◆ Given information ◆
==========

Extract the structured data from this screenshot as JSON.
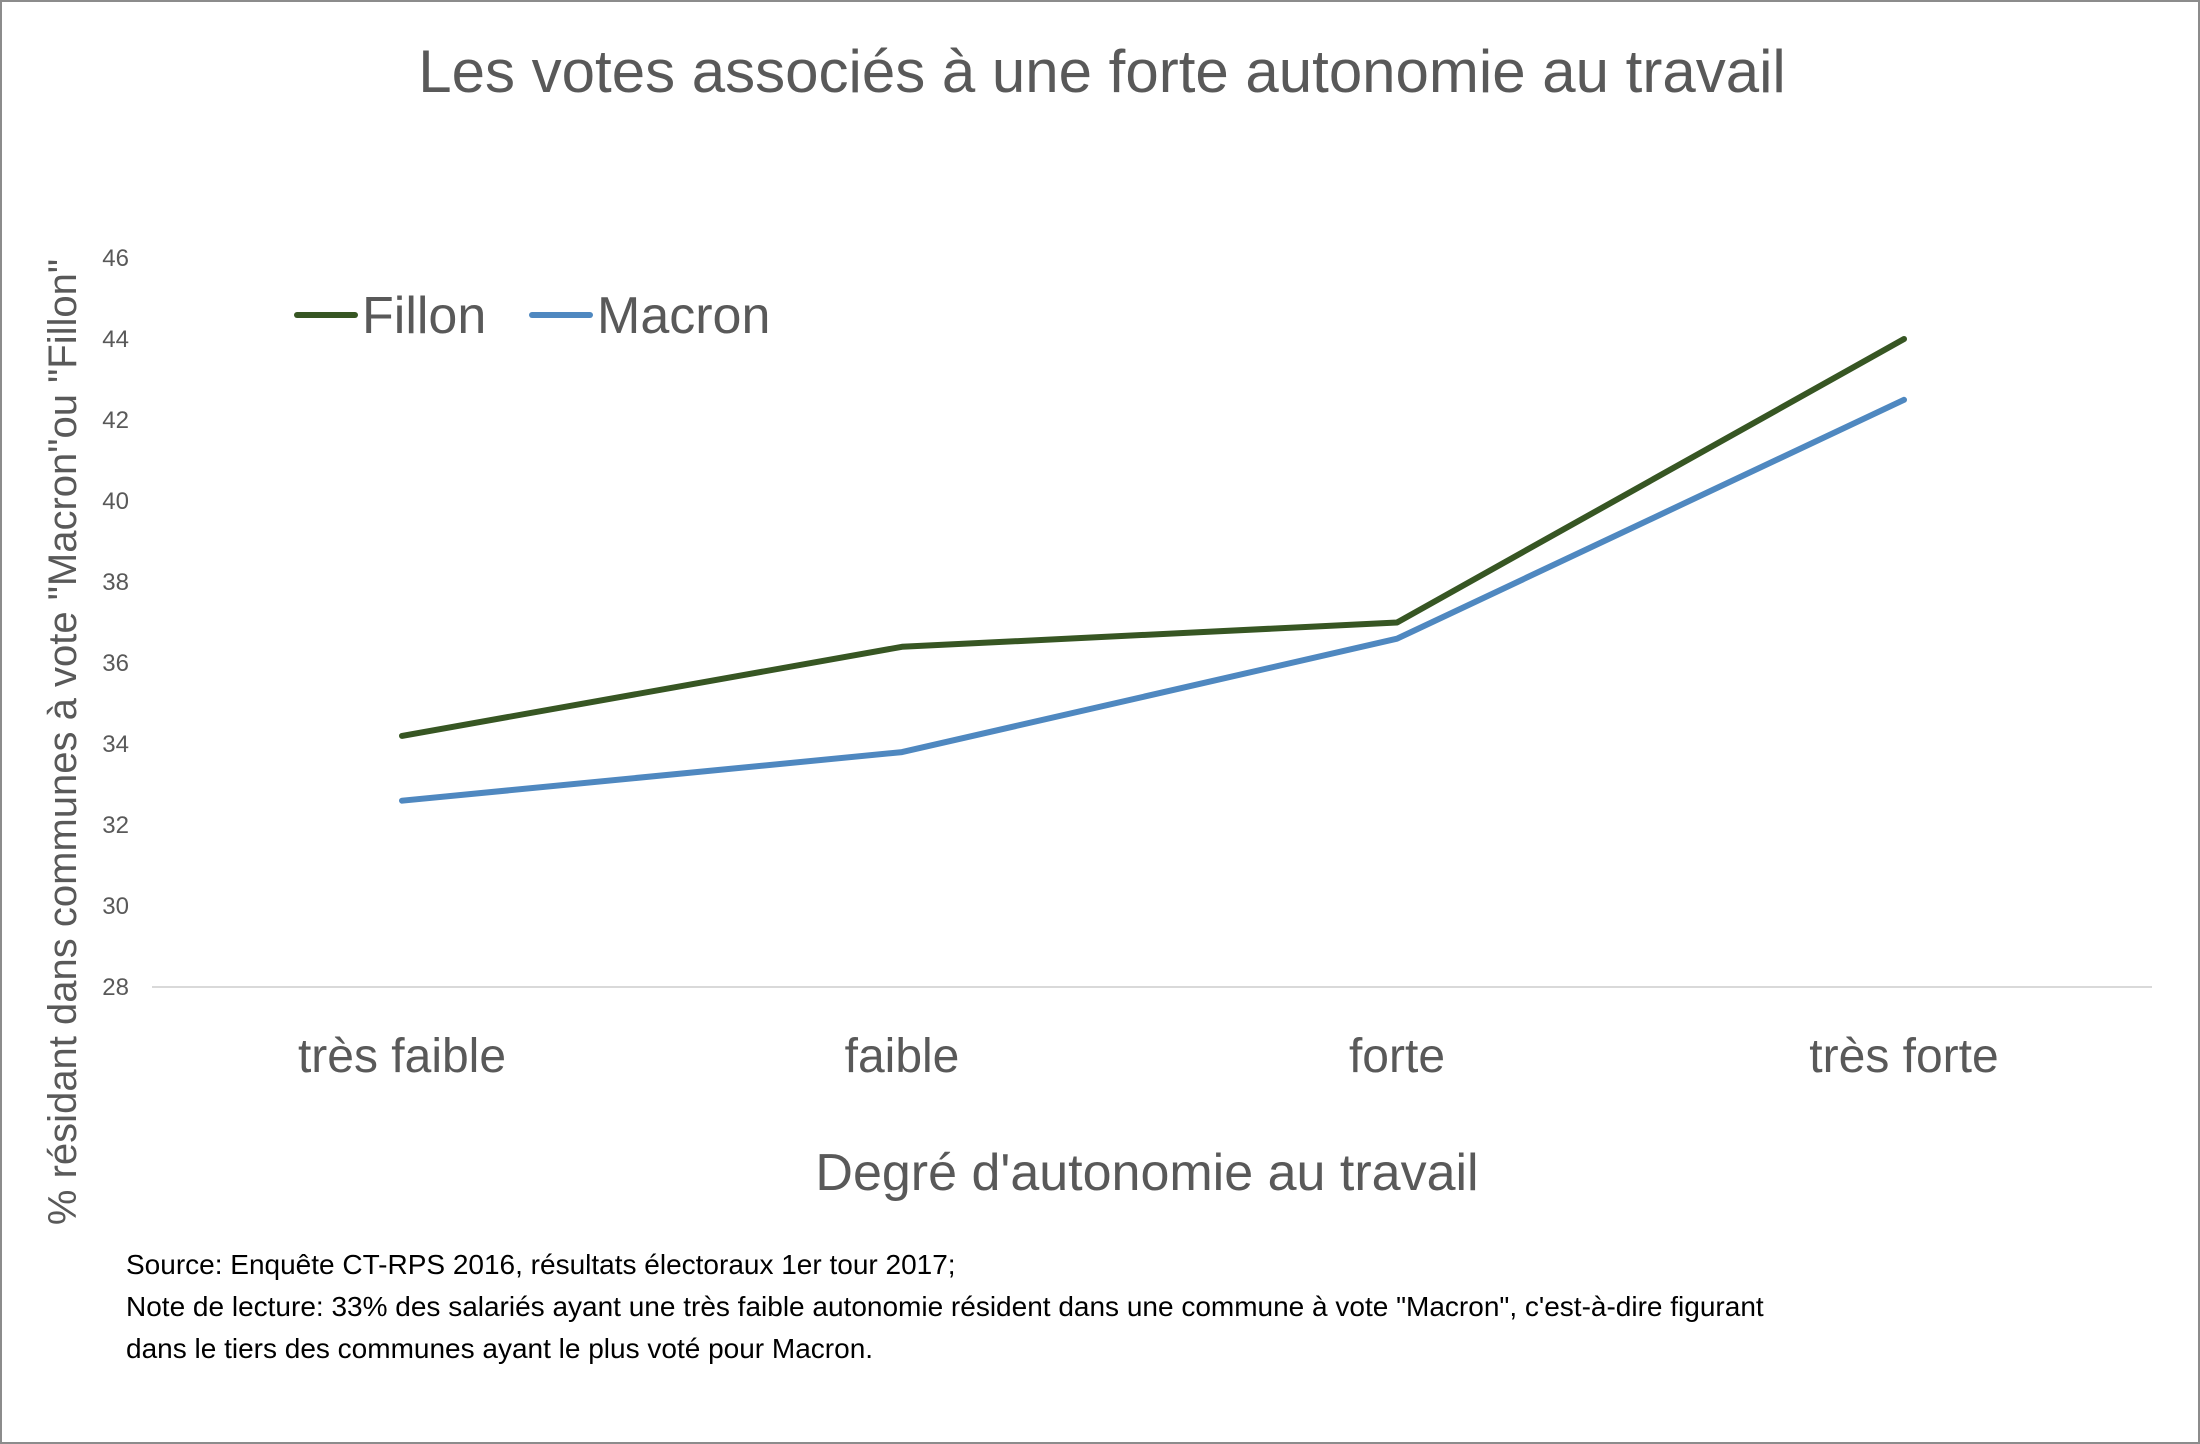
{
  "chart_data": {
    "type": "line",
    "title": "Les votes associés à une forte autonomie au travail",
    "xlabel": "Degré d'autonomie au travail",
    "ylabel": "% résidant dans communes à vote \"Macron\"ou  \"Fillon\"",
    "categories": [
      "très faible",
      "faible",
      "forte",
      "très forte"
    ],
    "ylim": [
      28,
      46
    ],
    "yticks": [
      "28",
      "30",
      "32",
      "34",
      "36",
      "38",
      "40",
      "42",
      "44",
      "46"
    ],
    "grid": false,
    "legend_position": "top-left",
    "series": [
      {
        "name": "Fillon",
        "color": "#375623",
        "values": [
          34.2,
          36.4,
          37.0,
          44.0
        ]
      },
      {
        "name": "Macron",
        "color": "#4f88c0",
        "values": [
          32.6,
          33.8,
          36.6,
          42.5
        ]
      }
    ]
  },
  "notes": {
    "source": "Source: Enquête CT-RPS 2016, résultats électoraux 1er tour 2017;",
    "reading_note_line1": "Note de lecture: 33% des salariés ayant une très faible autonomie résident dans  une commune à vote \"Macron\", c'est-à-dire figurant",
    "reading_note_line2": "dans le tiers des communes ayant le plus voté pour Macron."
  }
}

==========

◆ Instruction ◆
Identify each line containing the string "communes" and copy it out.

◆ Final answer ◆
    "ylabel": "% résidant dans communes à vote \"Macron\"ou  \"Fillon\"",
    "reading_note_line2": "dans le tiers des communes ayant le plus voté pour Macron."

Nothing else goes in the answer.